* [Data for processing]
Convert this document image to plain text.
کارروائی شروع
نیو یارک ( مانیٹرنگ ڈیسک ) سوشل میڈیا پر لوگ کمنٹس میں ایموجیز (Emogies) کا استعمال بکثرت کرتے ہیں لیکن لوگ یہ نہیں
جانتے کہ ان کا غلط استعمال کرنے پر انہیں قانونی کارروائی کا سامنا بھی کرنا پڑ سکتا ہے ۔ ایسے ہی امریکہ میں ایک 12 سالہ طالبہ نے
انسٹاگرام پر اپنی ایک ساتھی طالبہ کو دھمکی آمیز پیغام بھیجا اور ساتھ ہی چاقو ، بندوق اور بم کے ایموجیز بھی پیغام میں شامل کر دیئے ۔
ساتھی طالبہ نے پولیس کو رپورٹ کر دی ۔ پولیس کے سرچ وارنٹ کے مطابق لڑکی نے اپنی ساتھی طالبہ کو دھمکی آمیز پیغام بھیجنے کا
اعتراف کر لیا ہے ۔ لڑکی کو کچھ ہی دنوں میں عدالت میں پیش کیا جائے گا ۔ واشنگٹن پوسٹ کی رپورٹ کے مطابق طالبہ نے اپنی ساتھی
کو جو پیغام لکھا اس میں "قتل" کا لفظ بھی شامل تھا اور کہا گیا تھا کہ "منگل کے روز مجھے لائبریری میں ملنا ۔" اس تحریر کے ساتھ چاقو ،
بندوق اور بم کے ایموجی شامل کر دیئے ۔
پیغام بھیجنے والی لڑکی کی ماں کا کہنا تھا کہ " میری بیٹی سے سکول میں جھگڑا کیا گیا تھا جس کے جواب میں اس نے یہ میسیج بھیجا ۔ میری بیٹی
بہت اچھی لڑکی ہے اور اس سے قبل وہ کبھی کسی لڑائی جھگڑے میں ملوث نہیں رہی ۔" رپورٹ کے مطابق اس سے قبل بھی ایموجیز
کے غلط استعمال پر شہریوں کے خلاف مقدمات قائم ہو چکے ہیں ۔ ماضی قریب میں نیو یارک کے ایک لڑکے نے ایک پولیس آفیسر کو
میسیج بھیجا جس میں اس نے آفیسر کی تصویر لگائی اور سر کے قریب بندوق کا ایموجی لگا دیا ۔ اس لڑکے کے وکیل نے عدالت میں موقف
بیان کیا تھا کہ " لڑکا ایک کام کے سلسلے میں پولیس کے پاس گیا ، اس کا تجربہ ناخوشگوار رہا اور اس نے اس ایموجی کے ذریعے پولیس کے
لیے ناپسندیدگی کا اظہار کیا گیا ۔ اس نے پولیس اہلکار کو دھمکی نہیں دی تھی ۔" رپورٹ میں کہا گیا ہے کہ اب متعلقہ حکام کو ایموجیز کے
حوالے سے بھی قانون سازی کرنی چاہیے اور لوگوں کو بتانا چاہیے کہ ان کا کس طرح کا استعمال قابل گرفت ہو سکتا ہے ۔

* [Directions] Filter the records for lines holding the string "لڑکے". Copy each one.

* [Exercise response]
کے غلط استعمال پر شہریوں کے خلاف مقدمات قائم ہو چکے ہیں ۔ ماضی قریب میں نیو یارک کے ایک لڑکے نے ایک پولیس آفیسر کو
میسیج بھیجا جس میں اس نے آفیسر کی تصویر لگائی اور سر کے قریب بندوق کا ایموجی لگا دیا ۔ اس لڑکے کے وکیل نے عدالت میں موقف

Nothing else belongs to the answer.